• **Instruction**
Only lines with the string "object" matter here; gather them from the material below.

**** Dataset records

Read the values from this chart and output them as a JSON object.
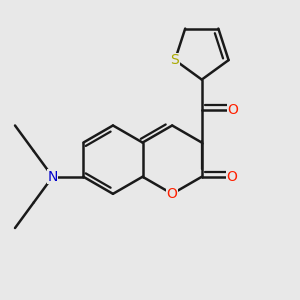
{
  "bg_color": "#e8e8e8",
  "bond_color": "#1a1a1a",
  "bond_width": 1.8,
  "atom_colors": {
    "O": "#ff2000",
    "N": "#0000cc",
    "S": "#aaaa00"
  },
  "font_size_atom": 10
}
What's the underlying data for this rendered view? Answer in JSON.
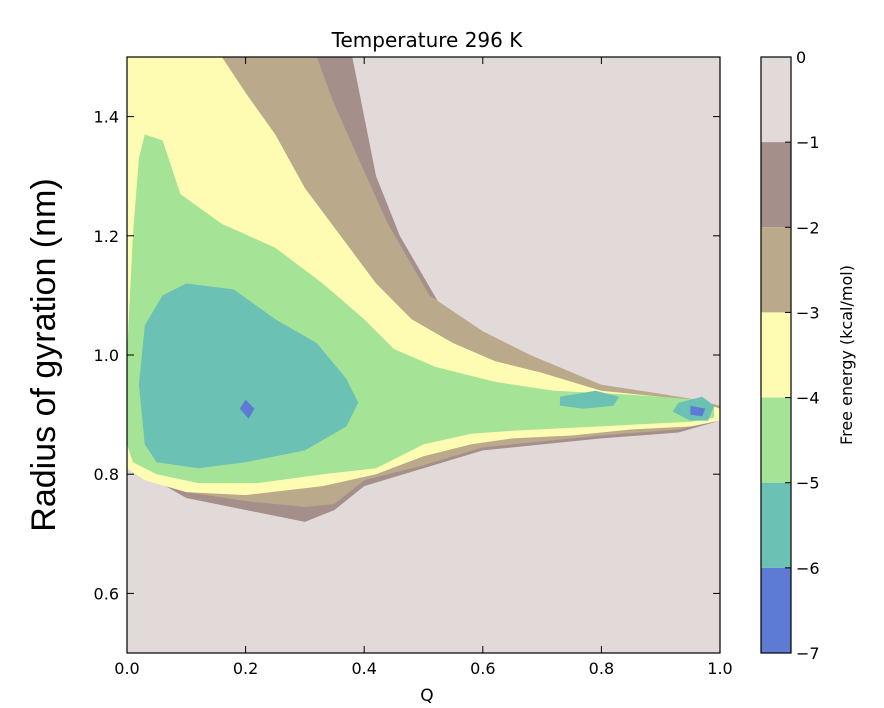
{
  "chart_data": {
    "type": "heatmap",
    "subtype": "filled-contour",
    "title": "Temperature 296 K",
    "xlabel": "Q",
    "ylabel": "Radius of gyration (nm)",
    "xlim": [
      0.0,
      1.0
    ],
    "ylim": [
      0.5,
      1.5
    ],
    "x_ticks": [
      0.0,
      0.2,
      0.4,
      0.6,
      0.8,
      1.0
    ],
    "x_tick_labels": [
      "0.0",
      "0.2",
      "0.4",
      "0.6",
      "0.8",
      "1.0"
    ],
    "y_ticks": [
      0.6,
      0.8,
      1.0,
      1.2,
      1.4
    ],
    "y_tick_labels": [
      "0.6",
      "0.8",
      "1.0",
      "1.2",
      "1.4"
    ],
    "colorbar": {
      "label": "Free energy (kcal/mol)",
      "range": [
        -7,
        0
      ],
      "ticks": [
        0,
        -1,
        -2,
        -3,
        -4,
        -5,
        -6,
        -7
      ],
      "tick_labels": [
        "0",
        "−1",
        "−2",
        "−3",
        "−4",
        "−5",
        "−6",
        "−7"
      ],
      "levels": [
        {
          "range": [
            -1,
            0
          ],
          "color": "#e2d9d9"
        },
        {
          "range": [
            -2,
            -1
          ],
          "color": "#a58f8b"
        },
        {
          "range": [
            -3,
            -2
          ],
          "color": "#baa98a"
        },
        {
          "range": [
            -4,
            -3
          ],
          "color": "#fdfcb2"
        },
        {
          "range": [
            -5,
            -4
          ],
          "color": "#a5e396"
        },
        {
          "range": [
            -6,
            -5
          ],
          "color": "#6cc1b5"
        },
        {
          "range": [
            -7,
            -6
          ],
          "color": "#5d7bd3"
        }
      ]
    },
    "regions": [
      {
        "level": -2,
        "polygon": [
          [
            0.12,
            1.5
          ],
          [
            0.38,
            1.5
          ],
          [
            0.4,
            1.4
          ],
          [
            0.42,
            1.3
          ],
          [
            0.46,
            1.2
          ],
          [
            0.53,
            1.08
          ],
          [
            0.62,
            1.02
          ],
          [
            0.7,
            0.98
          ],
          [
            0.8,
            0.94
          ],
          [
            0.9,
            0.93
          ],
          [
            0.96,
            0.92
          ],
          [
            1.0,
            0.91
          ],
          [
            1.0,
            0.89
          ],
          [
            0.93,
            0.87
          ],
          [
            0.8,
            0.86
          ],
          [
            0.7,
            0.85
          ],
          [
            0.6,
            0.84
          ],
          [
            0.5,
            0.81
          ],
          [
            0.4,
            0.78
          ],
          [
            0.35,
            0.74
          ],
          [
            0.3,
            0.72
          ],
          [
            0.2,
            0.74
          ],
          [
            0.1,
            0.76
          ],
          [
            0.03,
            0.8
          ],
          [
            0.0,
            0.82
          ],
          [
            0.0,
            1.5
          ]
        ]
      },
      {
        "level": -3,
        "polygon": [
          [
            0.13,
            1.5
          ],
          [
            0.32,
            1.5
          ],
          [
            0.35,
            1.42
          ],
          [
            0.39,
            1.33
          ],
          [
            0.44,
            1.22
          ],
          [
            0.51,
            1.1
          ],
          [
            0.6,
            1.04
          ],
          [
            0.68,
            1.0
          ],
          [
            0.8,
            0.95
          ],
          [
            0.9,
            0.935
          ],
          [
            0.96,
            0.925
          ],
          [
            1.0,
            0.915
          ],
          [
            1.0,
            0.89
          ],
          [
            0.93,
            0.875
          ],
          [
            0.8,
            0.865
          ],
          [
            0.7,
            0.855
          ],
          [
            0.6,
            0.845
          ],
          [
            0.5,
            0.815
          ],
          [
            0.4,
            0.79
          ],
          [
            0.35,
            0.75
          ],
          [
            0.3,
            0.745
          ],
          [
            0.2,
            0.755
          ],
          [
            0.1,
            0.77
          ],
          [
            0.03,
            0.8
          ],
          [
            0.0,
            0.83
          ],
          [
            0.0,
            1.5
          ]
        ]
      },
      {
        "level": -4,
        "polygon": [
          [
            0.0,
            1.5
          ],
          [
            0.16,
            1.5
          ],
          [
            0.2,
            1.44
          ],
          [
            0.25,
            1.37
          ],
          [
            0.3,
            1.28
          ],
          [
            0.36,
            1.2
          ],
          [
            0.42,
            1.12
          ],
          [
            0.48,
            1.06
          ],
          [
            0.55,
            1.02
          ],
          [
            0.62,
            0.99
          ],
          [
            0.7,
            0.97
          ],
          [
            0.8,
            0.94
          ],
          [
            0.9,
            0.93
          ],
          [
            0.97,
            0.92
          ],
          [
            1.0,
            0.91
          ],
          [
            1.0,
            0.89
          ],
          [
            0.95,
            0.88
          ],
          [
            0.85,
            0.875
          ],
          [
            0.75,
            0.865
          ],
          [
            0.65,
            0.86
          ],
          [
            0.58,
            0.85
          ],
          [
            0.5,
            0.83
          ],
          [
            0.42,
            0.8
          ],
          [
            0.33,
            0.78
          ],
          [
            0.2,
            0.765
          ],
          [
            0.1,
            0.77
          ],
          [
            0.03,
            0.79
          ],
          [
            0.0,
            0.81
          ]
        ]
      },
      {
        "level": -5,
        "polygon": [
          [
            0.03,
            1.37
          ],
          [
            0.06,
            1.36
          ],
          [
            0.09,
            1.27
          ],
          [
            0.16,
            1.22
          ],
          [
            0.25,
            1.18
          ],
          [
            0.33,
            1.12
          ],
          [
            0.4,
            1.06
          ],
          [
            0.45,
            1.01
          ],
          [
            0.52,
            0.98
          ],
          [
            0.62,
            0.955
          ],
          [
            0.72,
            0.94
          ],
          [
            0.82,
            0.935
          ],
          [
            0.9,
            0.93
          ],
          [
            0.96,
            0.925
          ],
          [
            0.99,
            0.915
          ],
          [
            0.99,
            0.895
          ],
          [
            0.95,
            0.888
          ],
          [
            0.85,
            0.883
          ],
          [
            0.75,
            0.878
          ],
          [
            0.65,
            0.873
          ],
          [
            0.58,
            0.868
          ],
          [
            0.5,
            0.85
          ],
          [
            0.42,
            0.81
          ],
          [
            0.33,
            0.8
          ],
          [
            0.22,
            0.785
          ],
          [
            0.12,
            0.785
          ],
          [
            0.05,
            0.8
          ],
          [
            0.01,
            0.82
          ],
          [
            0.0,
            0.85
          ],
          [
            0.0,
            1.0
          ],
          [
            0.01,
            1.2
          ],
          [
            0.02,
            1.33
          ]
        ]
      },
      {
        "level": -6,
        "polygon": [
          [
            0.03,
            1.05
          ],
          [
            0.06,
            1.1
          ],
          [
            0.1,
            1.12
          ],
          [
            0.18,
            1.11
          ],
          [
            0.25,
            1.06
          ],
          [
            0.32,
            1.02
          ],
          [
            0.37,
            0.96
          ],
          [
            0.39,
            0.92
          ],
          [
            0.37,
            0.88
          ],
          [
            0.3,
            0.84
          ],
          [
            0.2,
            0.82
          ],
          [
            0.12,
            0.81
          ],
          [
            0.05,
            0.82
          ],
          [
            0.03,
            0.85
          ],
          [
            0.02,
            0.95
          ]
        ]
      },
      {
        "level": -6,
        "polygon": [
          [
            0.73,
            0.93
          ],
          [
            0.79,
            0.94
          ],
          [
            0.83,
            0.93
          ],
          [
            0.82,
            0.915
          ],
          [
            0.77,
            0.91
          ],
          [
            0.73,
            0.915
          ]
        ]
      },
      {
        "level": -6,
        "polygon": [
          [
            0.93,
            0.92
          ],
          [
            0.97,
            0.93
          ],
          [
            0.99,
            0.915
          ],
          [
            0.98,
            0.89
          ],
          [
            0.95,
            0.89
          ],
          [
            0.92,
            0.905
          ]
        ]
      },
      {
        "level": -7,
        "polygon": [
          [
            0.2,
            0.925
          ],
          [
            0.215,
            0.91
          ],
          [
            0.205,
            0.893
          ],
          [
            0.19,
            0.91
          ]
        ]
      },
      {
        "level": -7,
        "polygon": [
          [
            0.95,
            0.915
          ],
          [
            0.975,
            0.91
          ],
          [
            0.97,
            0.897
          ],
          [
            0.95,
            0.9
          ]
        ]
      }
    ],
    "grid": false
  }
}
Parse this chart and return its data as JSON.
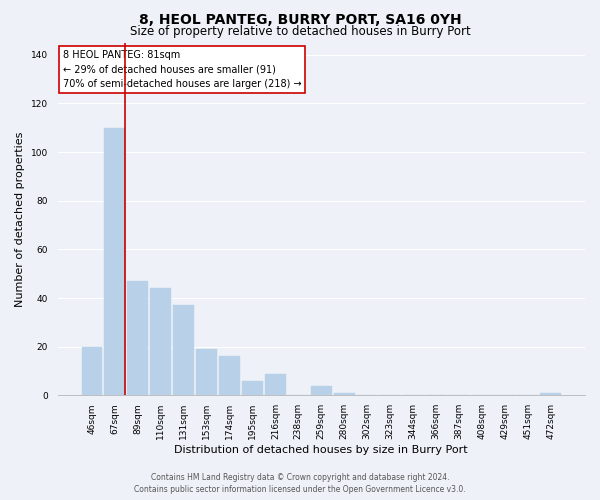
{
  "title": "8, HEOL PANTEG, BURRY PORT, SA16 0YH",
  "subtitle": "Size of property relative to detached houses in Burry Port",
  "xlabel": "Distribution of detached houses by size in Burry Port",
  "ylabel": "Number of detached properties",
  "bar_labels": [
    "46sqm",
    "67sqm",
    "89sqm",
    "110sqm",
    "131sqm",
    "153sqm",
    "174sqm",
    "195sqm",
    "216sqm",
    "238sqm",
    "259sqm",
    "280sqm",
    "302sqm",
    "323sqm",
    "344sqm",
    "366sqm",
    "387sqm",
    "408sqm",
    "429sqm",
    "451sqm",
    "472sqm"
  ],
  "bar_values": [
    20,
    110,
    47,
    44,
    37,
    19,
    16,
    6,
    9,
    0,
    4,
    1,
    0,
    0,
    0,
    0,
    0,
    0,
    0,
    0,
    1
  ],
  "bar_color": "#b8d0e8",
  "vline_x_index": 1,
  "vline_color": "#cc0000",
  "ylim": [
    0,
    145
  ],
  "yticks": [
    0,
    20,
    40,
    60,
    80,
    100,
    120,
    140
  ],
  "annotation_title": "8 HEOL PANTEG: 81sqm",
  "annotation_line1": "← 29% of detached houses are smaller (91)",
  "annotation_line2": "70% of semi-detached houses are larger (218) →",
  "footer1": "Contains HM Land Registry data © Crown copyright and database right 2024.",
  "footer2": "Contains public sector information licensed under the Open Government Licence v3.0.",
  "background_color": "#eef2f8",
  "grid_color": "#ffffff",
  "title_fontsize": 10,
  "subtitle_fontsize": 8.5,
  "xlabel_fontsize": 8,
  "ylabel_fontsize": 8,
  "tick_fontsize": 6.5,
  "annotation_fontsize": 7,
  "footer_fontsize": 5.5
}
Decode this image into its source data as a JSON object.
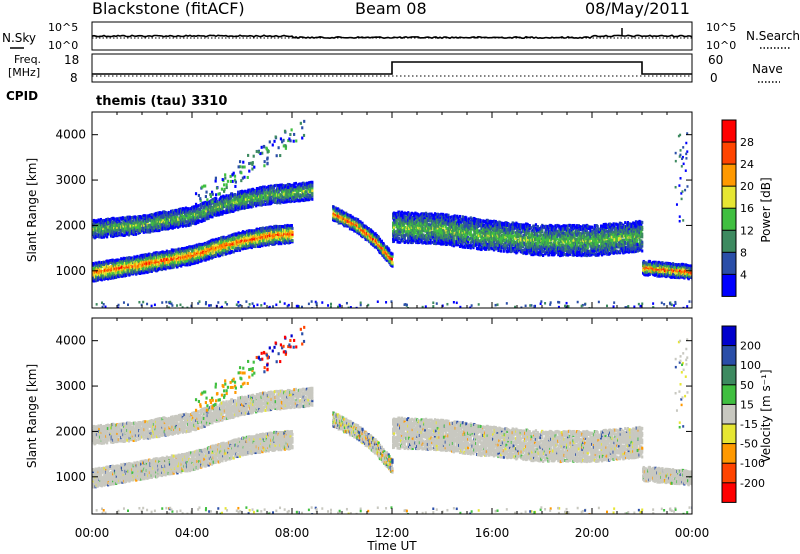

********

• **Solution to this exercise**
Read the values from this chart and output them as a JSON object.
Decode this image into its source data as a JSON object.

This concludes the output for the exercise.